◆ TASK DESCRIPTION
Exclude the pictures, then repeat the remaining data exactly.

Data listing:
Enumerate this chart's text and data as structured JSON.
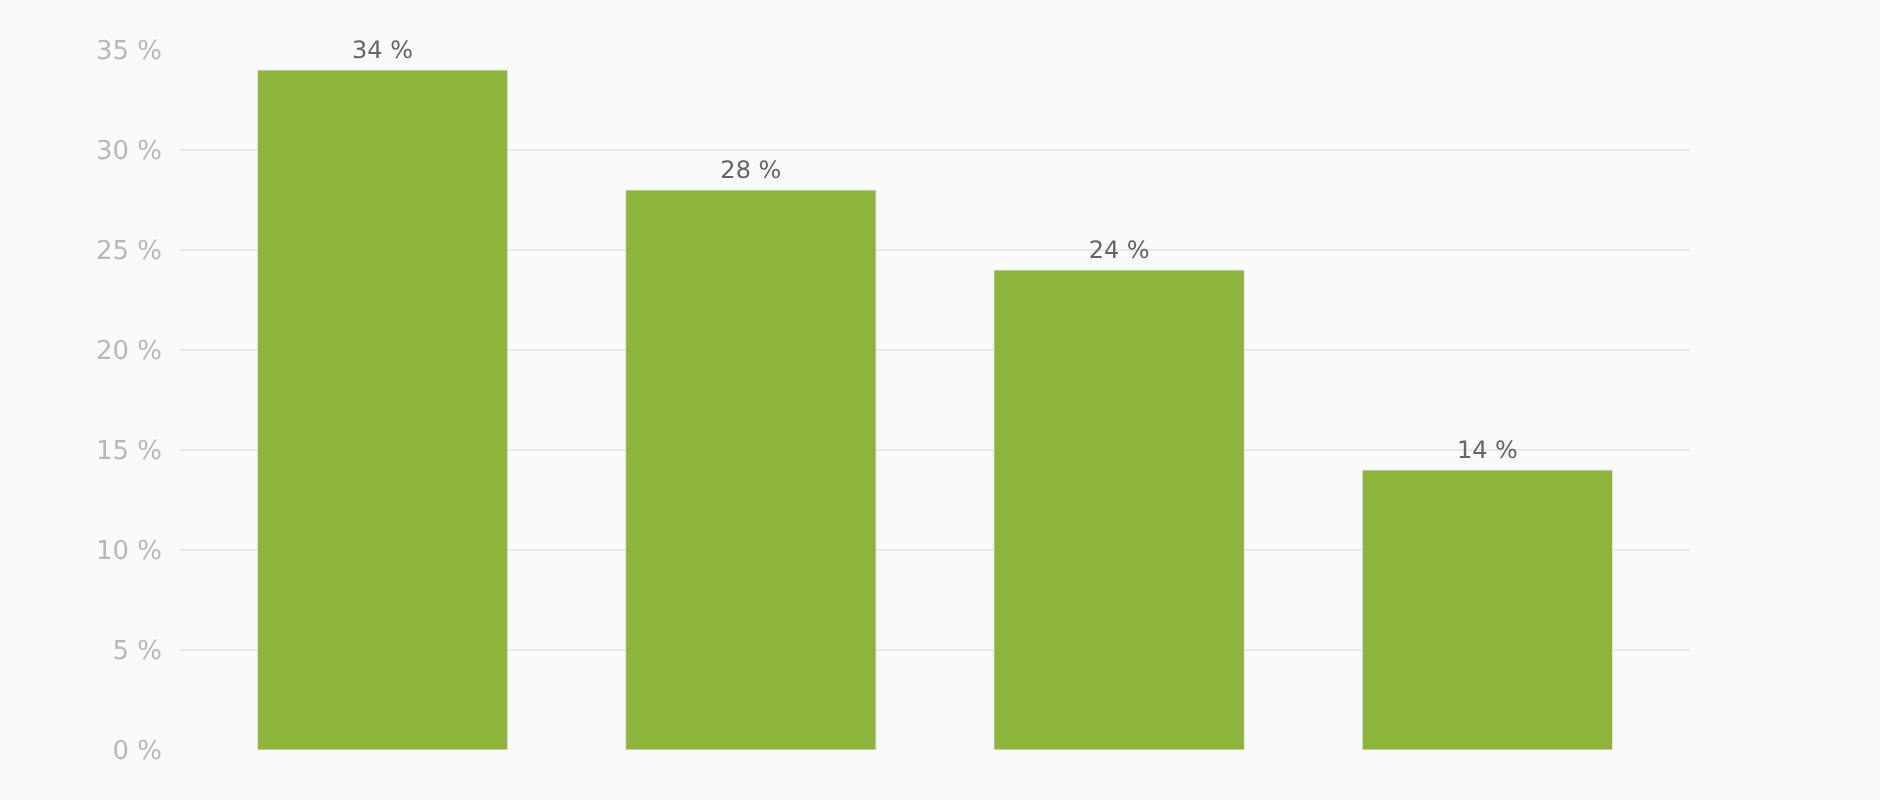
{
  "chart_data": {
    "type": "bar",
    "categories": [
      null,
      null,
      null,
      null
    ],
    "values": [
      34,
      28,
      24,
      14
    ],
    "value_labels": [
      "34 %",
      "28 %",
      "24 %",
      "14 %"
    ],
    "color": "#8db53c",
    "ylim": [
      0,
      35
    ],
    "yticks": [
      {
        "value": 0,
        "label": "0 %"
      },
      {
        "value": 5,
        "label": "5 %"
      },
      {
        "value": 10,
        "label": "10 %"
      },
      {
        "value": 15,
        "label": "15 %"
      },
      {
        "value": 20,
        "label": "20 %"
      },
      {
        "value": 25,
        "label": "25 %"
      },
      {
        "value": 30,
        "label": "30 %"
      },
      {
        "value": 35,
        "label": "35 %"
      }
    ],
    "grid": "y",
    "tick_labels": "y"
  }
}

◆ FINISHED EXERCISE
Enumerate this chart's text and data as structured JSON.
{
  "chart_data": {
    "type": "bar",
    "categories": [
      null,
      null,
      null,
      null
    ],
    "values": [
      34,
      28,
      24,
      14
    ],
    "value_labels": [
      "34 %",
      "28 %",
      "24 %",
      "14 %"
    ],
    "color": "#8db53c",
    "ylim": [
      0,
      35
    ],
    "yticks": [
      {
        "value": 0,
        "label": "0 %"
      },
      {
        "value": 5,
        "label": "5 %"
      },
      {
        "value": 10,
        "label": "10 %"
      },
      {
        "value": 15,
        "label": "15 %"
      },
      {
        "value": 20,
        "label": "20 %"
      },
      {
        "value": 25,
        "label": "25 %"
      },
      {
        "value": 30,
        "label": "30 %"
      },
      {
        "value": 35,
        "label": "35 %"
      }
    ],
    "grid": "y",
    "tick_labels": "y"
  }
}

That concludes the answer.